>>>>>

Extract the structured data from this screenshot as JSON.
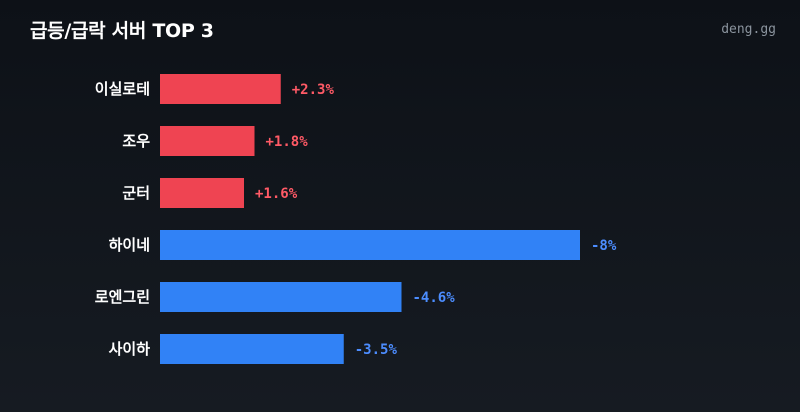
{
  "header": {
    "title": "급등/급락 서버 TOP 3",
    "brand": "deng.gg"
  },
  "colors": {
    "up": "#ef4452",
    "down": "#3182f6",
    "up_text": "#ff5a66",
    "down_text": "#4c8dff"
  },
  "chart_data": {
    "type": "bar",
    "orientation": "horizontal",
    "title": "",
    "categories": [
      "이실로테",
      "조우",
      "군터",
      "하이네",
      "로엔그린",
      "사이하"
    ],
    "values": [
      2.3,
      1.8,
      1.6,
      -8,
      -4.6,
      -3.5
    ],
    "value_labels": [
      "+2.3%",
      "+1.8%",
      "+1.6%",
      "-8%",
      "-4.6%",
      "-3.5%"
    ],
    "xlabel": "",
    "ylabel": "",
    "xlim": [
      0,
      8
    ],
    "grid": false,
    "legend": "none"
  }
}
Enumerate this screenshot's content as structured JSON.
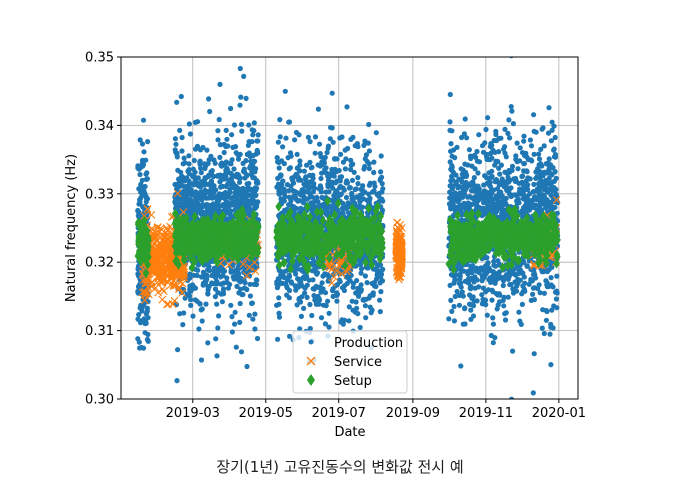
{
  "chart_data": {
    "type": "scatter",
    "xlabel": "Date",
    "ylabel": "Natural frequency (Hz)",
    "ylim": [
      0.3,
      0.35
    ],
    "xlim": [
      "2018-12-31",
      "2020-01-17"
    ],
    "grid": true,
    "legend_position": "lower-center",
    "yticks": [
      "0.30",
      "0.31",
      "0.32",
      "0.33",
      "0.34",
      "0.35"
    ],
    "xticks": [
      {
        "label": "2019-03",
        "date": "2019-03-01"
      },
      {
        "label": "2019-05",
        "date": "2019-05-01"
      },
      {
        "label": "2019-07",
        "date": "2019-07-01"
      },
      {
        "label": "2019-09",
        "date": "2019-09-01"
      },
      {
        "label": "2019-11",
        "date": "2019-11-01"
      },
      {
        "label": "2020-01",
        "date": "2020-01-01"
      }
    ],
    "series": [
      {
        "name": "Production",
        "marker": "dot",
        "color": "#1f77b4",
        "segments": [
          {
            "start": "2019-01-14",
            "end": "2019-01-23",
            "mean": 0.322,
            "sd": 0.006,
            "count": 250
          },
          {
            "start": "2019-02-14",
            "end": "2019-04-25",
            "mean": 0.3255,
            "sd": 0.0055,
            "count": 1400
          },
          {
            "start": "2019-05-10",
            "end": "2019-08-07",
            "mean": 0.3245,
            "sd": 0.0055,
            "count": 1300
          },
          {
            "start": "2019-10-01",
            "end": "2019-12-31",
            "mean": 0.3255,
            "sd": 0.0055,
            "count": 1500
          }
        ]
      },
      {
        "name": "Service",
        "marker": "x",
        "color": "#ff7f0e",
        "segments": [
          {
            "start": "2019-01-18",
            "end": "2019-02-22",
            "mean": 0.3205,
            "sd": 0.0025,
            "count": 450
          },
          {
            "start": "2019-03-20",
            "end": "2019-04-25",
            "mean": 0.3225,
            "sd": 0.0015,
            "count": 60
          },
          {
            "start": "2019-06-20",
            "end": "2019-07-10",
            "mean": 0.3215,
            "sd": 0.002,
            "count": 50
          },
          {
            "start": "2019-08-18",
            "end": "2019-08-23",
            "mean": 0.3215,
            "sd": 0.0018,
            "count": 150
          },
          {
            "start": "2019-12-10",
            "end": "2019-12-31",
            "mean": 0.3225,
            "sd": 0.002,
            "count": 40
          }
        ]
      },
      {
        "name": "Setup",
        "marker": "diamond",
        "color": "#2ca02c",
        "segments": [
          {
            "start": "2019-01-14",
            "end": "2019-01-23",
            "mean": 0.323,
            "sd": 0.0015,
            "count": 80
          },
          {
            "start": "2019-02-14",
            "end": "2019-04-25",
            "mean": 0.3235,
            "sd": 0.0015,
            "count": 500
          },
          {
            "start": "2019-05-10",
            "end": "2019-08-07",
            "mean": 0.3235,
            "sd": 0.0017,
            "count": 450
          },
          {
            "start": "2019-10-01",
            "end": "2019-12-31",
            "mean": 0.3235,
            "sd": 0.0015,
            "count": 550
          }
        ]
      }
    ]
  },
  "caption": "장기(1년) 고유진동수의 변화값 전시 예"
}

<<<<<

◆ Set problem: Without the pictures, return all the records precisely as they stand.

◆ Response:
Extract the structured data from this screenshot as JSON.
{
  "header": {
    "title": "급등/급락 서버 TOP 3",
    "brand": "deng.gg"
  },
  "colors": {
    "up": "#ef4452",
    "down": "#3182f6",
    "up_text": "#ff5a66",
    "down_text": "#4c8dff"
  },
  "chart_data": {
    "type": "bar",
    "orientation": "horizontal",
    "title": "",
    "categories": [
      "이실로테",
      "조우",
      "군터",
      "하이네",
      "로엔그린",
      "사이하"
    ],
    "values": [
      2.3,
      1.8,
      1.6,
      -8,
      -4.6,
      -3.5
    ],
    "value_labels": [
      "+2.3%",
      "+1.8%",
      "+1.6%",
      "-8%",
      "-4.6%",
      "-3.5%"
    ],
    "xlabel": "",
    "ylabel": "",
    "xlim": [
      0,
      8
    ],
    "grid": false,
    "legend": "none"
  }
}
Enumerate this screenshot's content as structured JSON.
{
  "chart_data": {
    "type": "scatter",
    "xlabel": "Date",
    "ylabel": "Natural frequency (Hz)",
    "ylim": [
      0.3,
      0.35
    ],
    "xlim": [
      "2018-12-31",
      "2020-01-17"
    ],
    "grid": true,
    "legend_position": "lower-center",
    "yticks": [
      "0.30",
      "0.31",
      "0.32",
      "0.33",
      "0.34",
      "0.35"
    ],
    "xticks": [
      {
        "label": "2019-03",
        "date": "2019-03-01"
      },
      {
        "label": "2019-05",
        "date": "2019-05-01"
      },
      {
        "label": "2019-07",
        "date": "2019-07-01"
      },
      {
        "label": "2019-09",
        "date": "2019-09-01"
      },
      {
        "label": "2019-11",
        "date": "2019-11-01"
      },
      {
        "label": "2020-01",
        "date": "2020-01-01"
      }
    ],
    "series": [
      {
        "name": "Production",
        "marker": "dot",
        "color": "#1f77b4",
        "segments": [
          {
            "start": "2019-01-14",
            "end": "2019-01-23",
            "mean": 0.322,
            "sd": 0.006,
            "count": 250
          },
          {
            "start": "2019-02-14",
            "end": "2019-04-25",
            "mean": 0.3255,
            "sd": 0.0055,
            "count": 1400
          },
          {
            "start": "2019-05-10",
            "end": "2019-08-07",
            "mean": 0.3245,
            "sd": 0.0055,
            "count": 1300
          },
          {
            "start": "2019-10-01",
            "end": "2019-12-31",
            "mean": 0.3255,
            "sd": 0.0055,
            "count": 1500
          }
        ]
      },
      {
        "name": "Service",
        "marker": "x",
        "color": "#ff7f0e",
        "segments": [
          {
            "start": "2019-01-18",
            "end": "2019-02-22",
            "mean": 0.3205,
            "sd": 0.0025,
            "count": 450
          },
          {
            "start": "2019-03-20",
            "end": "2019-04-25",
            "mean": 0.3225,
            "sd": 0.0015,
            "count": 60
          },
          {
            "start": "2019-06-20",
            "end": "2019-07-10",
            "mean": 0.3215,
            "sd": 0.002,
            "count": 50
          },
          {
            "start": "2019-08-18",
            "end": "2019-08-23",
            "mean": 0.3215,
            "sd": 0.0018,
            "count": 150
          },
          {
            "start": "2019-12-10",
            "end": "2019-12-31",
            "mean": 0.3225,
            "sd": 0.002,
            "count": 40
          }
        ]
      },
      {
        "name": "Setup",
        "marker": "diamond",
        "color": "#2ca02c",
        "segments": [
          {
            "start": "2019-01-14",
            "end": "2019-01-23",
            "mean": 0.323,
            "sd": 0.0015,
            "count": 80
          },
          {
            "start": "2019-02-14",
            "end": "2019-04-25",
            "mean": 0.3235,
            "sd": 0.0015,
            "count": 500
          },
          {
            "start": "2019-05-10",
            "end": "2019-08-07",
            "mean": 0.3235,
            "sd": 0.0017,
            "count": 450
          },
          {
            "start": "2019-10-01",
            "end": "2019-12-31",
            "mean": 0.3235,
            "sd": 0.0015,
            "count": 550
          }
        ]
      }
    ]
  },
  "caption": "장기(1년) 고유진동수의 변화값 전시 예"
}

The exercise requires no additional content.